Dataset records
────────────────────────────────────────

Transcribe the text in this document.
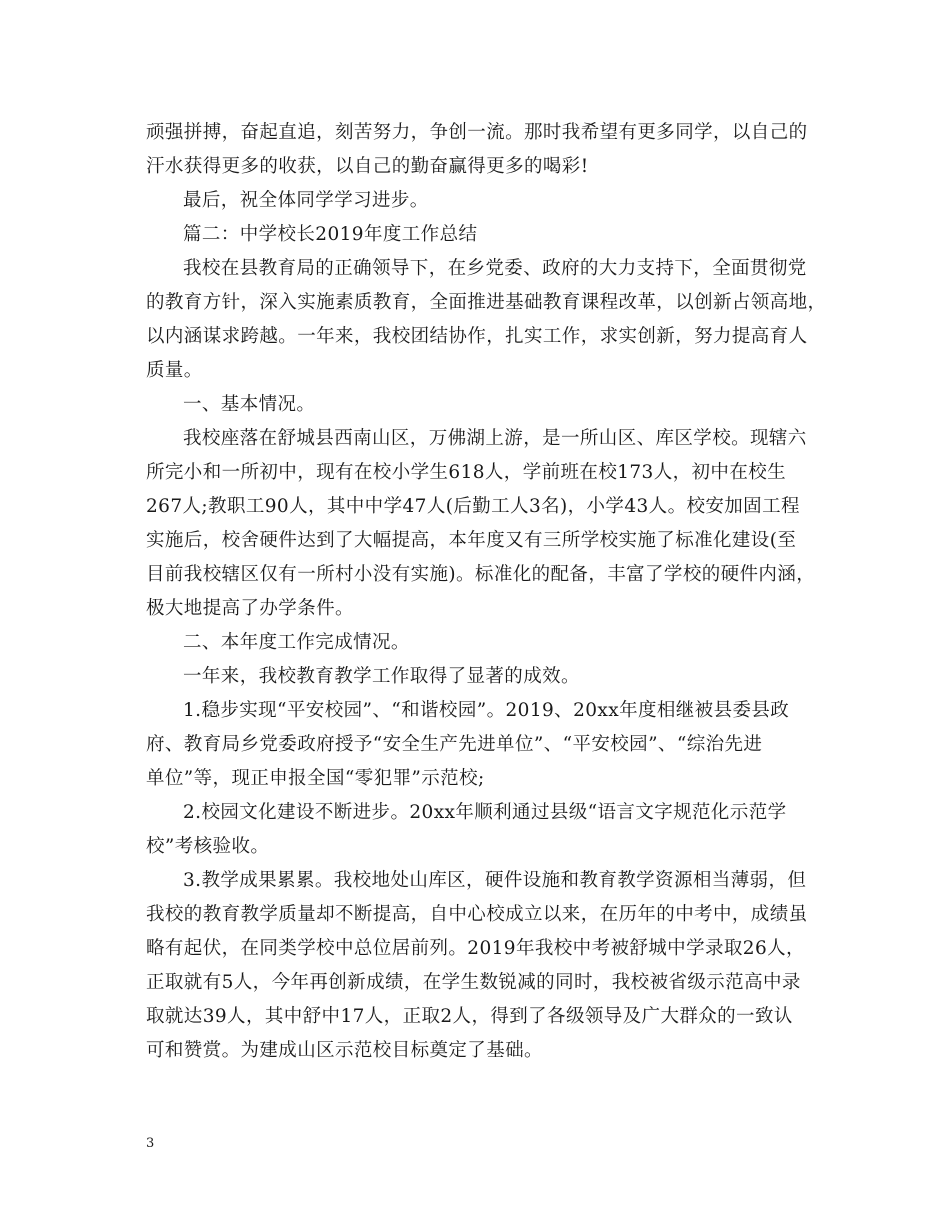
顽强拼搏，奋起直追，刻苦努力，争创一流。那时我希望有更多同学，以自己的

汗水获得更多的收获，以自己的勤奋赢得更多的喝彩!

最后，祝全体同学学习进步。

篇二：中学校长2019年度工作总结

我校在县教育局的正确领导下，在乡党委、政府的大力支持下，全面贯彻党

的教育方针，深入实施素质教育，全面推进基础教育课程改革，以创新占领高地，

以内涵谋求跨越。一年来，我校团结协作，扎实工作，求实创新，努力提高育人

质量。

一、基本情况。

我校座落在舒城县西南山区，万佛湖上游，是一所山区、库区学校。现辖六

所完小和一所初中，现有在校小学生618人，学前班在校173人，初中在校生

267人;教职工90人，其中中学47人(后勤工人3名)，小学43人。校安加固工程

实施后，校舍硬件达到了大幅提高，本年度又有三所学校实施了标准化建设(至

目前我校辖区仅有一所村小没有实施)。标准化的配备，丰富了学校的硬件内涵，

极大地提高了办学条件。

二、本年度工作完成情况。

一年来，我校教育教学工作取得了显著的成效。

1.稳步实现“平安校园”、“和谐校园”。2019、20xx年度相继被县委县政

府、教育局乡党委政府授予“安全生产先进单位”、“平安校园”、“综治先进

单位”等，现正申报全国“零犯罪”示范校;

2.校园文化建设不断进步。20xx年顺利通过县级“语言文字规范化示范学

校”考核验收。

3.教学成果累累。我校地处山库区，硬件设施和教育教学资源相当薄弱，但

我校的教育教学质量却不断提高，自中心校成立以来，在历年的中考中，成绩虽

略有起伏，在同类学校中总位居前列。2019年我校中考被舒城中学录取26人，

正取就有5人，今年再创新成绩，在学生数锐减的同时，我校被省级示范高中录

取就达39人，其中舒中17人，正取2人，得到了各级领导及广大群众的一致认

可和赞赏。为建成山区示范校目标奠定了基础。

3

────────────────────────────────────────

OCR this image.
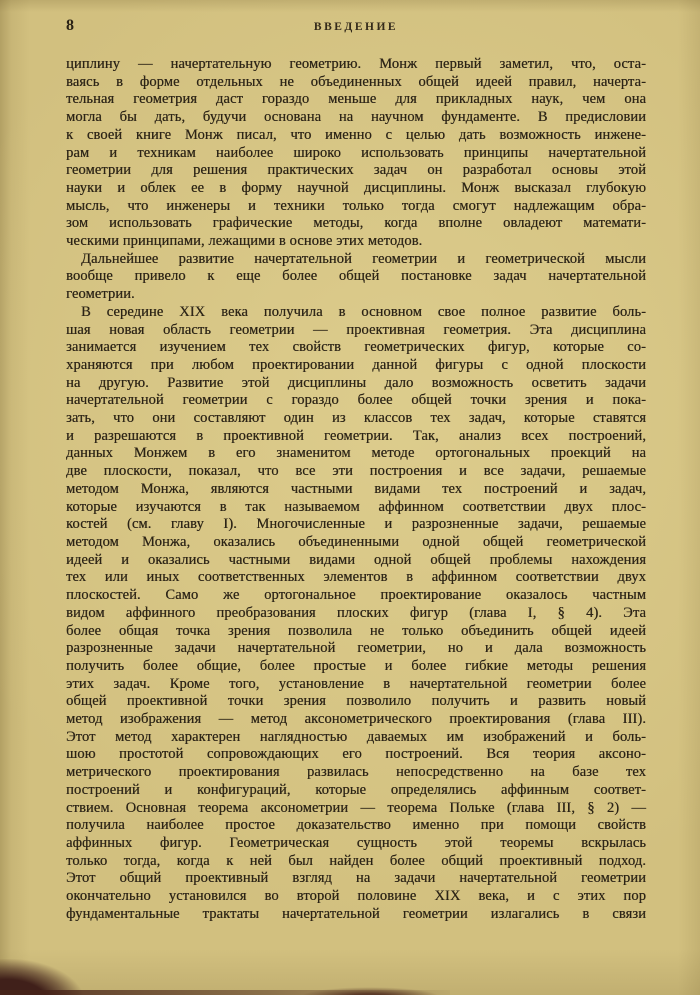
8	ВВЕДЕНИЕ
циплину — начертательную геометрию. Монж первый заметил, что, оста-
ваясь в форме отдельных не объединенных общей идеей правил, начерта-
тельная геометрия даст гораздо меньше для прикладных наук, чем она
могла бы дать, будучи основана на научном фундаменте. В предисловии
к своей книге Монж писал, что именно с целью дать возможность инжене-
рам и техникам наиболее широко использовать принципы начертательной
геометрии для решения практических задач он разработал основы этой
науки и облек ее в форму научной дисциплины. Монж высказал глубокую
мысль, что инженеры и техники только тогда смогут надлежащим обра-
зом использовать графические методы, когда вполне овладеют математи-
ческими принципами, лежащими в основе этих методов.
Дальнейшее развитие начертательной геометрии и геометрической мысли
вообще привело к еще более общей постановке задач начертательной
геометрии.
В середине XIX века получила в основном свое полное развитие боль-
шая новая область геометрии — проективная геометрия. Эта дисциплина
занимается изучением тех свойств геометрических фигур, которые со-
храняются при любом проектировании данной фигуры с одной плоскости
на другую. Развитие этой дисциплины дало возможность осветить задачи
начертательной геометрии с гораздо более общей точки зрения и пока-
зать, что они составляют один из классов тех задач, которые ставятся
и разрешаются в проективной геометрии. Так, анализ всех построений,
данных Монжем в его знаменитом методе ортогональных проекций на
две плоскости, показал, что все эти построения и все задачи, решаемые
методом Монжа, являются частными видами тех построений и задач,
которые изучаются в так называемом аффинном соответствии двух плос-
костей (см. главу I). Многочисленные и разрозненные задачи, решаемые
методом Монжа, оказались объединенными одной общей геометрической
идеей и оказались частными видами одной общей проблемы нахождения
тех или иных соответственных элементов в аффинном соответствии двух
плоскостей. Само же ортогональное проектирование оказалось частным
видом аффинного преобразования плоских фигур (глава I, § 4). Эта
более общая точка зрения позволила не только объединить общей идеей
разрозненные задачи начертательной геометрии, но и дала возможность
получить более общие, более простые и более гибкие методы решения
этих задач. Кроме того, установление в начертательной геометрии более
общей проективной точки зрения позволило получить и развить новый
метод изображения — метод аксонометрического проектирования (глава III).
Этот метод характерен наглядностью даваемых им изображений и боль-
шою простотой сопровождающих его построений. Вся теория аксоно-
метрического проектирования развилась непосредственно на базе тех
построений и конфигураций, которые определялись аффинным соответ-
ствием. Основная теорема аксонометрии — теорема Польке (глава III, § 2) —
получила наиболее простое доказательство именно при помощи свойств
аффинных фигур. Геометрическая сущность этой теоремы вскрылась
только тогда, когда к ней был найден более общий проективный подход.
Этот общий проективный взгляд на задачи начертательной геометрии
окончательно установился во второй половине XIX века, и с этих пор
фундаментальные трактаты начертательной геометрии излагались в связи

────────────────────────────────────────

Copy out every line where the word "проективной" occurs.

и разрешаются в проективной геометрии. Так, анализ всех построений,
общей проективной точки зрения позволило получить и развить новый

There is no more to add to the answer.